- SET EXERCISE
State how many lines in these records contain the word "товаропроизводителей", and nothing else.

#### ENTRIES PROVIDED

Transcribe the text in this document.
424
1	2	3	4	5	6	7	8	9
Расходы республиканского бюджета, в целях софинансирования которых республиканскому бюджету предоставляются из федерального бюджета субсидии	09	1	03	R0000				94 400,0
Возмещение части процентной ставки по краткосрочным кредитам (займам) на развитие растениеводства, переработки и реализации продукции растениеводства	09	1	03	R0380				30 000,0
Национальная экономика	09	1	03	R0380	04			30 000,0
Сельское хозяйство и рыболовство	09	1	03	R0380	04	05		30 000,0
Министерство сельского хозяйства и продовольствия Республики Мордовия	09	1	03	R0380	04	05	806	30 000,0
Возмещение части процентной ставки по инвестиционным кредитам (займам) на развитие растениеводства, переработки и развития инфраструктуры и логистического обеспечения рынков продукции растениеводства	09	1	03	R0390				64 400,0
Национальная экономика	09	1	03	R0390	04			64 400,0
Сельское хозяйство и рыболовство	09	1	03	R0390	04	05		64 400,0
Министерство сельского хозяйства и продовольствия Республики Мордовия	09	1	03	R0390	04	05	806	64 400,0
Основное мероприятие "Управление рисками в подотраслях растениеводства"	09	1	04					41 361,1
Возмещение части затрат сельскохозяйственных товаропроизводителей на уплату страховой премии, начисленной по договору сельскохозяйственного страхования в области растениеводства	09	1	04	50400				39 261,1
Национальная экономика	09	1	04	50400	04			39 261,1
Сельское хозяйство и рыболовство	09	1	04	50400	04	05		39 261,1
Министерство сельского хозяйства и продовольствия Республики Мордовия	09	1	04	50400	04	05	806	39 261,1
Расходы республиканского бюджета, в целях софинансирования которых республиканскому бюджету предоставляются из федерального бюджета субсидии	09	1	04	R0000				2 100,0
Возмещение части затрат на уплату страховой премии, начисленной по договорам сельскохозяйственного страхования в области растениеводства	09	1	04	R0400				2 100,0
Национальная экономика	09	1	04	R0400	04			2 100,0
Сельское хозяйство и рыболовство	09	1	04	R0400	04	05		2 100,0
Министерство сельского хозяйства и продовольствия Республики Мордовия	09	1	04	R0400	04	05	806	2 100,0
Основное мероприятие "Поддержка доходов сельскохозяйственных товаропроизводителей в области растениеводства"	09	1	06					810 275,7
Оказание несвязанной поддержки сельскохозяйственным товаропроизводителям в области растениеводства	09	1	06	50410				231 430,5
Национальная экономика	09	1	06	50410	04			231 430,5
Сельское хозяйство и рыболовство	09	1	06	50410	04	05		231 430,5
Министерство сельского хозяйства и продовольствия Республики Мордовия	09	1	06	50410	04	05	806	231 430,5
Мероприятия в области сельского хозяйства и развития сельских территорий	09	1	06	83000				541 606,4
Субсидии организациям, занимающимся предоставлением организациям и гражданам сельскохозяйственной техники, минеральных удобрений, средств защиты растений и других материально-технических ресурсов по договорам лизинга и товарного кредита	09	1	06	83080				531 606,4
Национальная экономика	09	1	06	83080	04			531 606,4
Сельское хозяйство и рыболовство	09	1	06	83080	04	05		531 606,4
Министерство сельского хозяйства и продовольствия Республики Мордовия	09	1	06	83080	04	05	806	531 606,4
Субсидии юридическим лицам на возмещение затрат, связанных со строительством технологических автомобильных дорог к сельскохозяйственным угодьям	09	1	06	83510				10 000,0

########

- RESPONSE
2